◆ Exercise task ◆
Pictures don't belong in the copy; print all the records exactly.

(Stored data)
>> BEGIN

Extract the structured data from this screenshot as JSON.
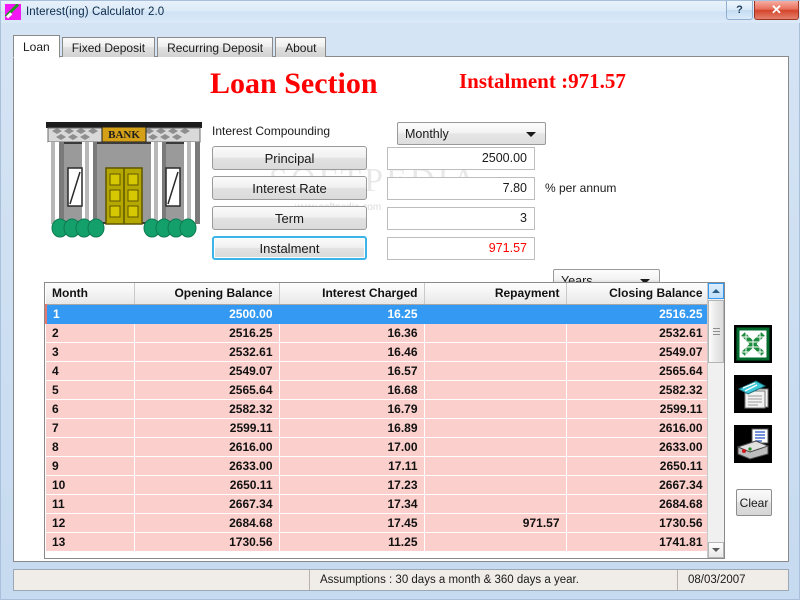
{
  "window": {
    "title": "Interest(ing) Calculator 2.0",
    "app_icon": "calculator-icon",
    "help_label": "?",
    "close_label": "✕"
  },
  "tabs": [
    {
      "label": "Loan",
      "active": true
    },
    {
      "label": "Fixed Deposit",
      "active": false
    },
    {
      "label": "Recurring Deposit",
      "active": false
    },
    {
      "label": "About",
      "active": false
    }
  ],
  "headings": {
    "section_title": "Loan Section",
    "instalment_headline": "Instalment :971.57"
  },
  "watermark": {
    "main": "SOFTPEDIA",
    "sub": "www.softpedia.com"
  },
  "form": {
    "compounding_label": "Interest Compounding",
    "compounding_value": "Monthly",
    "principal_label": "Principal",
    "principal_value": "2500.00",
    "rate_label": "Interest Rate",
    "rate_value": "7.80",
    "rate_suffix": "% per annum",
    "term_label": "Term",
    "term_value": "3",
    "term_unit": "Years",
    "instalment_label": "Instalment",
    "instalment_value": "971.57"
  },
  "table": {
    "columns": [
      "Month",
      "Opening Balance",
      "Interest Charged",
      "Repayment",
      "Closing Balance"
    ],
    "rows": [
      {
        "month": "1",
        "opening": "2500.00",
        "interest": "16.25",
        "repayment": "",
        "closing": "2516.25",
        "selected": true
      },
      {
        "month": "2",
        "opening": "2516.25",
        "interest": "16.36",
        "repayment": "",
        "closing": "2532.61",
        "selected": false
      },
      {
        "month": "3",
        "opening": "2532.61",
        "interest": "16.46",
        "repayment": "",
        "closing": "2549.07",
        "selected": false
      },
      {
        "month": "4",
        "opening": "2549.07",
        "interest": "16.57",
        "repayment": "",
        "closing": "2565.64",
        "selected": false
      },
      {
        "month": "5",
        "opening": "2565.64",
        "interest": "16.68",
        "repayment": "",
        "closing": "2582.32",
        "selected": false
      },
      {
        "month": "6",
        "opening": "2582.32",
        "interest": "16.79",
        "repayment": "",
        "closing": "2599.11",
        "selected": false
      },
      {
        "month": "7",
        "opening": "2599.11",
        "interest": "16.89",
        "repayment": "",
        "closing": "2616.00",
        "selected": false
      },
      {
        "month": "8",
        "opening": "2616.00",
        "interest": "17.00",
        "repayment": "",
        "closing": "2633.00",
        "selected": false
      },
      {
        "month": "9",
        "opening": "2633.00",
        "interest": "17.11",
        "repayment": "",
        "closing": "2650.11",
        "selected": false
      },
      {
        "month": "10",
        "opening": "2650.11",
        "interest": "17.23",
        "repayment": "",
        "closing": "2667.34",
        "selected": false
      },
      {
        "month": "11",
        "opening": "2667.34",
        "interest": "17.34",
        "repayment": "",
        "closing": "2684.68",
        "selected": false
      },
      {
        "month": "12",
        "opening": "2684.68",
        "interest": "17.45",
        "repayment": "971.57",
        "closing": "1730.56",
        "selected": false
      },
      {
        "month": "13",
        "opening": "1730.56",
        "interest": "11.25",
        "repayment": "",
        "closing": "1741.81",
        "selected": false
      }
    ]
  },
  "actions": {
    "excel_icon": "excel-export-icon",
    "notes_icon": "text-export-icon",
    "print_icon": "print-icon",
    "clear_label": "Clear"
  },
  "statusbar": {
    "left": "",
    "assumptions": "Assumptions : 30 days a month & 360 days a year.",
    "date": "08/03/2007"
  },
  "colors": {
    "accent_red": "#ff0000",
    "row_pink": "#fbcfcb",
    "selection_blue": "#3399f2",
    "window_chrome": "#cfe0f2"
  }
}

>> END

◆ Solution to the exercise ◆
Extract the structured data from this screenshot as JSON.
{
  "window": {
    "title": "Interest(ing) Calculator 2.0",
    "app_icon": "calculator-icon",
    "help_label": "?",
    "close_label": "✕"
  },
  "tabs": [
    {
      "label": "Loan",
      "active": true
    },
    {
      "label": "Fixed Deposit",
      "active": false
    },
    {
      "label": "Recurring Deposit",
      "active": false
    },
    {
      "label": "About",
      "active": false
    }
  ],
  "headings": {
    "section_title": "Loan Section",
    "instalment_headline": "Instalment :971.57"
  },
  "watermark": {
    "main": "SOFTPEDIA",
    "sub": "www.softpedia.com"
  },
  "form": {
    "compounding_label": "Interest Compounding",
    "compounding_value": "Monthly",
    "principal_label": "Principal",
    "principal_value": "2500.00",
    "rate_label": "Interest Rate",
    "rate_value": "7.80",
    "rate_suffix": "% per annum",
    "term_label": "Term",
    "term_value": "3",
    "term_unit": "Years",
    "instalment_label": "Instalment",
    "instalment_value": "971.57"
  },
  "table": {
    "columns": [
      "Month",
      "Opening Balance",
      "Interest Charged",
      "Repayment",
      "Closing Balance"
    ],
    "rows": [
      {
        "month": "1",
        "opening": "2500.00",
        "interest": "16.25",
        "repayment": "",
        "closing": "2516.25",
        "selected": true
      },
      {
        "month": "2",
        "opening": "2516.25",
        "interest": "16.36",
        "repayment": "",
        "closing": "2532.61",
        "selected": false
      },
      {
        "month": "3",
        "opening": "2532.61",
        "interest": "16.46",
        "repayment": "",
        "closing": "2549.07",
        "selected": false
      },
      {
        "month": "4",
        "opening": "2549.07",
        "interest": "16.57",
        "repayment": "",
        "closing": "2565.64",
        "selected": false
      },
      {
        "month": "5",
        "opening": "2565.64",
        "interest": "16.68",
        "repayment": "",
        "closing": "2582.32",
        "selected": false
      },
      {
        "month": "6",
        "opening": "2582.32",
        "interest": "16.79",
        "repayment": "",
        "closing": "2599.11",
        "selected": false
      },
      {
        "month": "7",
        "opening": "2599.11",
        "interest": "16.89",
        "repayment": "",
        "closing": "2616.00",
        "selected": false
      },
      {
        "month": "8",
        "opening": "2616.00",
        "interest": "17.00",
        "repayment": "",
        "closing": "2633.00",
        "selected": false
      },
      {
        "month": "9",
        "opening": "2633.00",
        "interest": "17.11",
        "repayment": "",
        "closing": "2650.11",
        "selected": false
      },
      {
        "month": "10",
        "opening": "2650.11",
        "interest": "17.23",
        "repayment": "",
        "closing": "2667.34",
        "selected": false
      },
      {
        "month": "11",
        "opening": "2667.34",
        "interest": "17.34",
        "repayment": "",
        "closing": "2684.68",
        "selected": false
      },
      {
        "month": "12",
        "opening": "2684.68",
        "interest": "17.45",
        "repayment": "971.57",
        "closing": "1730.56",
        "selected": false
      },
      {
        "month": "13",
        "opening": "1730.56",
        "interest": "11.25",
        "repayment": "",
        "closing": "1741.81",
        "selected": false
      }
    ]
  },
  "actions": {
    "excel_icon": "excel-export-icon",
    "notes_icon": "text-export-icon",
    "print_icon": "print-icon",
    "clear_label": "Clear"
  },
  "statusbar": {
    "left": "",
    "assumptions": "Assumptions : 30 days a month & 360 days a year.",
    "date": "08/03/2007"
  },
  "colors": {
    "accent_red": "#ff0000",
    "row_pink": "#fbcfcb",
    "selection_blue": "#3399f2",
    "window_chrome": "#cfe0f2"
  }
}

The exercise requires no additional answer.